MATERIAL FOR THE TASK:

◆ ◆ ◆

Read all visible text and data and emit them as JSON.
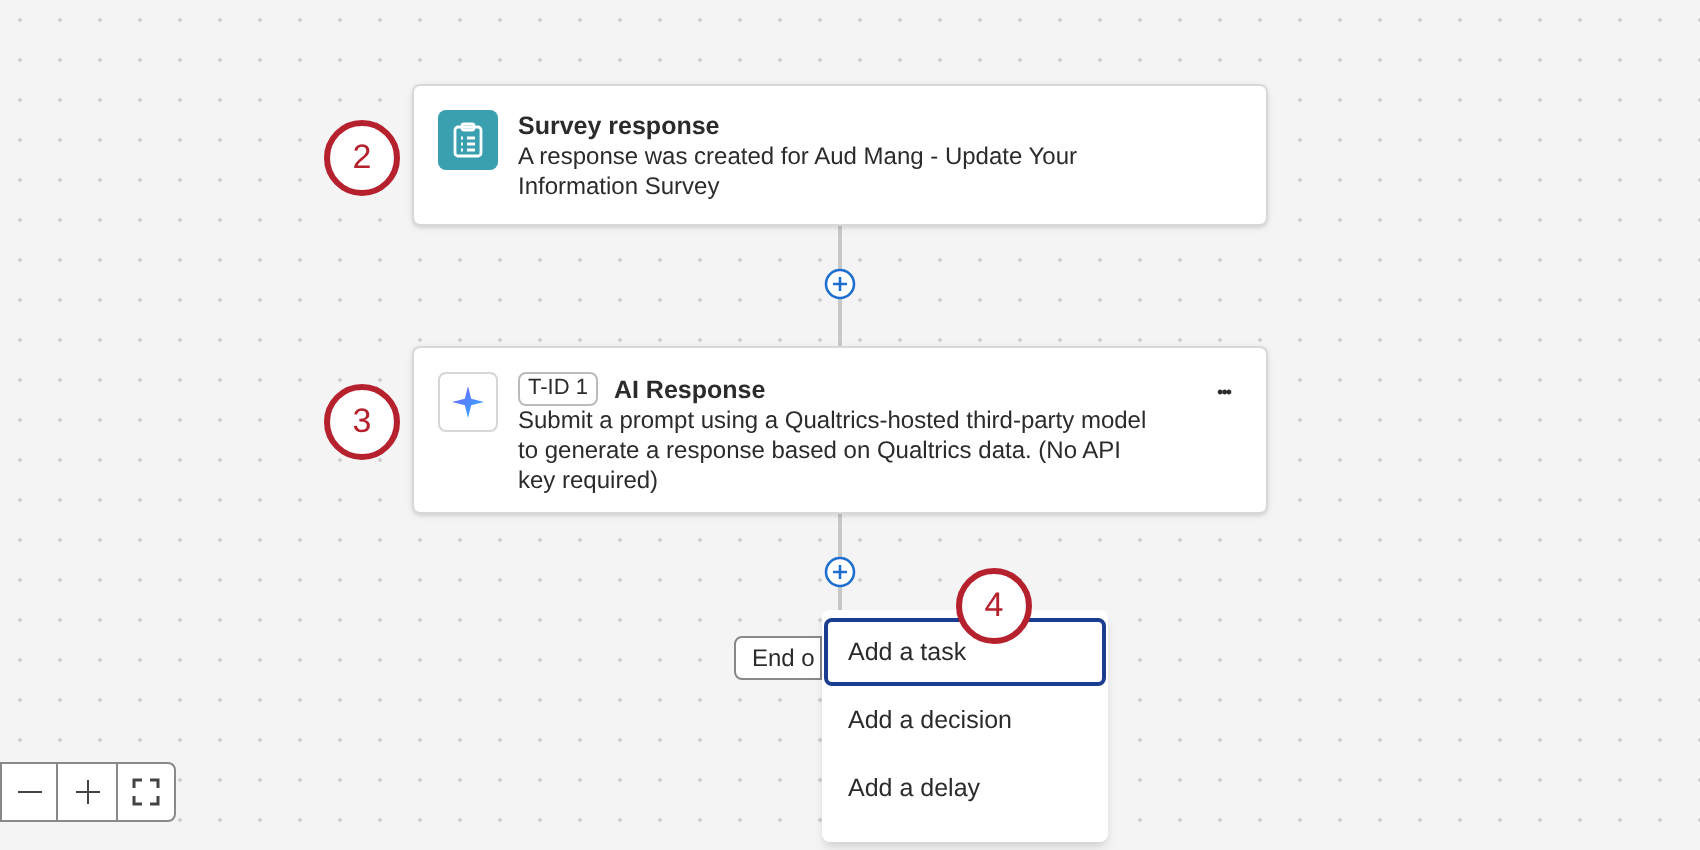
{
  "nodes": [
    {
      "kind": "trigger",
      "title": "Survey response",
      "description": "A response was created for Aud Mang - Update Your Information Survey"
    },
    {
      "kind": "task",
      "tag": "T-ID 1",
      "title": "AI Response",
      "description": "Submit a prompt using a Qualtrics-hosted third-party model to generate a response based on Qualtrics data. (No API key required)",
      "more": "•••"
    }
  ],
  "callouts": [
    "2",
    "3",
    "4"
  ],
  "end_button": "End o",
  "menu": [
    {
      "label": "Add a task",
      "selected": true
    },
    {
      "label": "Add a decision",
      "selected": false
    },
    {
      "label": "Add a delay",
      "selected": false
    }
  ]
}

◆ ◆ ◆

PROBLEM DESCRIPTION:
Say how many lines in the records contain the string "Survey", and say nothing else.

RESULT OF THIS EXERCISE:
2